> Exercise aim
Tell how many lines carry the word "umass"; the reply is the number and nothing else.

** Start Provided records **

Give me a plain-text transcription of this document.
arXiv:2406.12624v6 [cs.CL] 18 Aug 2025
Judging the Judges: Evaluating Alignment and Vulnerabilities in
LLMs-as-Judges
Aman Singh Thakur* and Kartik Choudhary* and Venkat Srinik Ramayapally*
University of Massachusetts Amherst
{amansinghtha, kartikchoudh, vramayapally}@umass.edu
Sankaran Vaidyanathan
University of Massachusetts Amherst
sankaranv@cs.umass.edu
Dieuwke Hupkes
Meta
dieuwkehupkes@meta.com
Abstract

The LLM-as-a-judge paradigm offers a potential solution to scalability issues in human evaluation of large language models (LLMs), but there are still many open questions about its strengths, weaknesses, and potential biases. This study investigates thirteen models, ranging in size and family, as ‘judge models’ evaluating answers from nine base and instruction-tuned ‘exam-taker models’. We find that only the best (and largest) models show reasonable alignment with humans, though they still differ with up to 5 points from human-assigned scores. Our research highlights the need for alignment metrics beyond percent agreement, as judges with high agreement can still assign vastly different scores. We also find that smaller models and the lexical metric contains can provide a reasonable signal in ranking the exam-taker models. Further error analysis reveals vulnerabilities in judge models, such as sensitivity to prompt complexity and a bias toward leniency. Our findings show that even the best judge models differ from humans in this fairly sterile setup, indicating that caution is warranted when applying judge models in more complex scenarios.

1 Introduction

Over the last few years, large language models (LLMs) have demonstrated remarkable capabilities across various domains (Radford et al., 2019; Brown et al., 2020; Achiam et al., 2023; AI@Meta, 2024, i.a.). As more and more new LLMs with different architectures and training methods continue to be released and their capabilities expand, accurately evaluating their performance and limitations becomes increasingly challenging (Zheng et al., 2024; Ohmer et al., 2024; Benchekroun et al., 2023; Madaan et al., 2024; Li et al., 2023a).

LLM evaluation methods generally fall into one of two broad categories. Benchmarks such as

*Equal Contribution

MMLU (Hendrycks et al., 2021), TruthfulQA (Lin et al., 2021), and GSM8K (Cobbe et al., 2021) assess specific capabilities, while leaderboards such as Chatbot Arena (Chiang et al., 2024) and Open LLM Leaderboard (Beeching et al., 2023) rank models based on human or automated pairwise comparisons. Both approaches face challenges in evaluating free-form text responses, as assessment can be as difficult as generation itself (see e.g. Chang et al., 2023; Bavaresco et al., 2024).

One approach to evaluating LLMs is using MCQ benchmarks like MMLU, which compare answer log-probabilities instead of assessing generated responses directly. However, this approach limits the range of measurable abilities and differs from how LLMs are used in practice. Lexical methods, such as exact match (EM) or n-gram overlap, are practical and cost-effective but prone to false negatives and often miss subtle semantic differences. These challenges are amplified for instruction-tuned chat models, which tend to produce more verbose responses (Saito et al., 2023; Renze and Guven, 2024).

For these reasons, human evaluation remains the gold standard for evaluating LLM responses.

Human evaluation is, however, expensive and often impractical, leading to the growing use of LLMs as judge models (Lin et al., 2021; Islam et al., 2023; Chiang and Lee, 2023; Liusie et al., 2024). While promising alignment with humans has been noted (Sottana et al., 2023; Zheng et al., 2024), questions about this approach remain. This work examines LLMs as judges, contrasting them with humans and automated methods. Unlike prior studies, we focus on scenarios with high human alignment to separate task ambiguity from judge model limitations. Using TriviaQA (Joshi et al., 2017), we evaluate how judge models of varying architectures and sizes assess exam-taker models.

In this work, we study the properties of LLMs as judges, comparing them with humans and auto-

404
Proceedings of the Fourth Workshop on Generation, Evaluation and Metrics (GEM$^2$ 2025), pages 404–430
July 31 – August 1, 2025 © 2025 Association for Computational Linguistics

** End Provided records **

> Worked solution
2